** START **

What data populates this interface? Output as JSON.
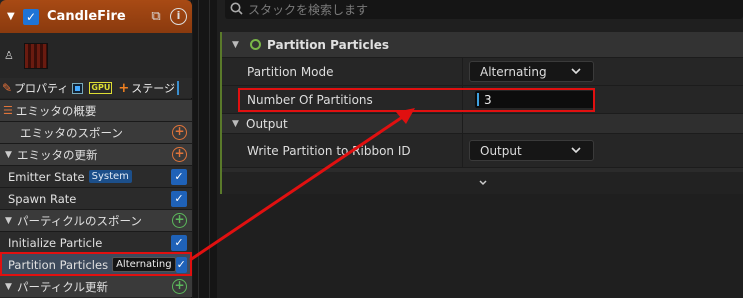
{
  "emitter": {
    "name": "CandleFire",
    "enabled": true
  },
  "stage_tabs": {
    "properties_label": "プロパティ",
    "gpu_label": "GPU",
    "stage_label": "ステージ"
  },
  "stack": {
    "items": [
      {
        "label": "エミッタの概要",
        "type": "header"
      },
      {
        "label": "エミッタのスポーン",
        "type": "section"
      },
      {
        "label": "エミッタの更新",
        "type": "section"
      },
      {
        "label": "Emitter State",
        "tag": "System",
        "type": "item"
      },
      {
        "label": "Spawn Rate",
        "type": "item"
      },
      {
        "label": "パーティクルのスポーン",
        "type": "section"
      },
      {
        "label": "Initialize Particle",
        "type": "item"
      },
      {
        "label": "Partition Particles",
        "tag": "Alternating",
        "type": "item",
        "selected": true
      },
      {
        "label": "パーティクル更新",
        "type": "section"
      }
    ]
  },
  "search": {
    "placeholder": "スタックを検索します"
  },
  "details": {
    "module_title": "Partition Particles",
    "partition_mode_label": "Partition Mode",
    "partition_mode_value": "Alternating",
    "number_of_partitions_label": "Number Of Partitions",
    "number_of_partitions_value": "3",
    "output_category": "Output",
    "write_partition_label": "Write Partition to Ribbon ID",
    "write_partition_value": "Output"
  },
  "colors": {
    "accent_blue": "#1f62b8",
    "emitter_header": "#a84a14",
    "annotation_red": "#e01010"
  }
}
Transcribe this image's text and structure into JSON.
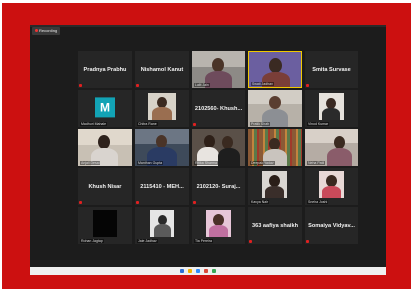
{
  "recording": {
    "label": "Recording"
  },
  "participants": {
    "p1": {
      "name": "Pradnya Prabhu"
    },
    "p2": {
      "name": "Nishamol Kanut"
    },
    "p3": {
      "caption": "Lalit Jain"
    },
    "p4": {
      "caption": "Swati Jadhav"
    },
    "p5": {
      "name": "Smita Survase"
    },
    "p6": {
      "initial": "M",
      "caption": "Madhuri Mahale"
    },
    "p7": {
      "caption": "Chitra Rane"
    },
    "p8": {
      "name": "2102560- Khush..."
    },
    "p9": {
      "caption": "Pratik Shah"
    },
    "p10": {
      "caption": "Vinod Kumar"
    },
    "p11": {
      "caption": "Anjali Desai"
    },
    "p12": {
      "caption": "Manthan Gupta"
    },
    "p13": {
      "caption": "Ritika Sharma"
    },
    "p14": {
      "caption": "Deepak Yadav"
    },
    "p15": {
      "caption": "Neha Patil"
    },
    "p16": {
      "name": "Khush Nisar"
    },
    "p17": {
      "name": "2115410 - MEH..."
    },
    "p18": {
      "name": "2102120- Suraj..."
    },
    "p19": {
      "caption": "Kavya Nair"
    },
    "p20": {
      "caption": "Sneha Joshi"
    },
    "p21": {
      "caption": "Rohan Jagtap"
    },
    "p22": {
      "caption": "Jaie Jadhav"
    },
    "p23": {
      "caption": "Tia Pereira"
    },
    "p24": {
      "name": "363 aafiya shaikh"
    },
    "p25": {
      "name": "Somaiya Vidyav..."
    }
  },
  "colors": {
    "frame": "#cc1010",
    "active_border": "#f0c800",
    "avatar_bg": "#12a3b5",
    "grid_bg": "#1c1c1c"
  }
}
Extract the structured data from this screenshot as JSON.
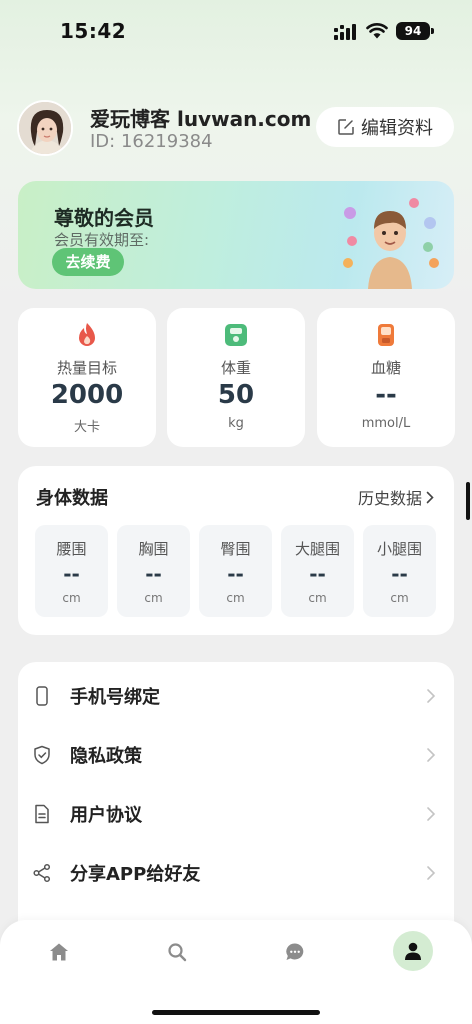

** END **

**Problem**. Skip every picture and transcribe the data above exactly.

**Correct result**.
What data populates this interface? Output as JSON.
{
  "emitter": {
    "name": "CandleFire",
    "enabled": true
  },
  "stage_tabs": {
    "properties_label": "プロパティ",
    "gpu_label": "GPU",
    "stage_label": "ステージ"
  },
  "stack": {
    "items": [
      {
        "label": "エミッタの概要",
        "type": "header"
      },
      {
        "label": "エミッタのスポーン",
        "type": "section"
      },
      {
        "label": "エミッタの更新",
        "type": "section"
      },
      {
        "label": "Emitter State",
        "tag": "System",
        "type": "item"
      },
      {
        "label": "Spawn Rate",
        "type": "item"
      },
      {
        "label": "パーティクルのスポーン",
        "type": "section"
      },
      {
        "label": "Initialize Particle",
        "type": "item"
      },
      {
        "label": "Partition Particles",
        "tag": "Alternating",
        "type": "item",
        "selected": true
      },
      {
        "label": "パーティクル更新",
        "type": "section"
      }
    ]
  },
  "search": {
    "placeholder": "スタックを検索します"
  },
  "details": {
    "module_title": "Partition Particles",
    "partition_mode_label": "Partition Mode",
    "partition_mode_value": "Alternating",
    "number_of_partitions_label": "Number Of Partitions",
    "number_of_partitions_value": "3",
    "output_category": "Output",
    "write_partition_label": "Write Partition to Ribbon ID",
    "write_partition_value": "Output"
  },
  "colors": {
    "accent_blue": "#1f62b8",
    "emitter_header": "#a84a14",
    "annotation_red": "#e01010"
  }
}
Transcribe this image's text and structure into JSON.
{
  "recording": {
    "label": "Recording"
  },
  "participants": {
    "p1": {
      "name": "Pradnya Prabhu"
    },
    "p2": {
      "name": "Nishamol Kanut"
    },
    "p3": {
      "caption": "Lalit Jain"
    },
    "p4": {
      "caption": "Swati Jadhav"
    },
    "p5": {
      "name": "Smita Survase"
    },
    "p6": {
      "initial": "M",
      "caption": "Madhuri Mahale"
    },
    "p7": {
      "caption": "Chitra Rane"
    },
    "p8": {
      "name": "2102560- Khush..."
    },
    "p9": {
      "caption": "Pratik Shah"
    },
    "p10": {
      "caption": "Vinod Kumar"
    },
    "p11": {
      "caption": "Anjali Desai"
    },
    "p12": {
      "caption": "Manthan Gupta"
    },
    "p13": {
      "caption": "Ritika Sharma"
    },
    "p14": {
      "caption": "Deepak Yadav"
    },
    "p15": {
      "caption": "Neha Patil"
    },
    "p16": {
      "name": "Khush Nisar"
    },
    "p17": {
      "name": "2115410 - MEH..."
    },
    "p18": {
      "name": "2102120- Suraj..."
    },
    "p19": {
      "caption": "Kavya Nair"
    },
    "p20": {
      "caption": "Sneha Joshi"
    },
    "p21": {
      "caption": "Rohan Jagtap"
    },
    "p22": {
      "caption": "Jaie Jadhav"
    },
    "p23": {
      "caption": "Tia Pereira"
    },
    "p24": {
      "name": "363 aafiya shaikh"
    },
    "p25": {
      "name": "Somaiya Vidyav..."
    }
  },
  "colors": {
    "frame": "#cc1010",
    "active_border": "#f0c800",
    "avatar_bg": "#12a3b5",
    "grid_bg": "#1c1c1c"
  }
}
Extract the structured data from this screenshot as JSON.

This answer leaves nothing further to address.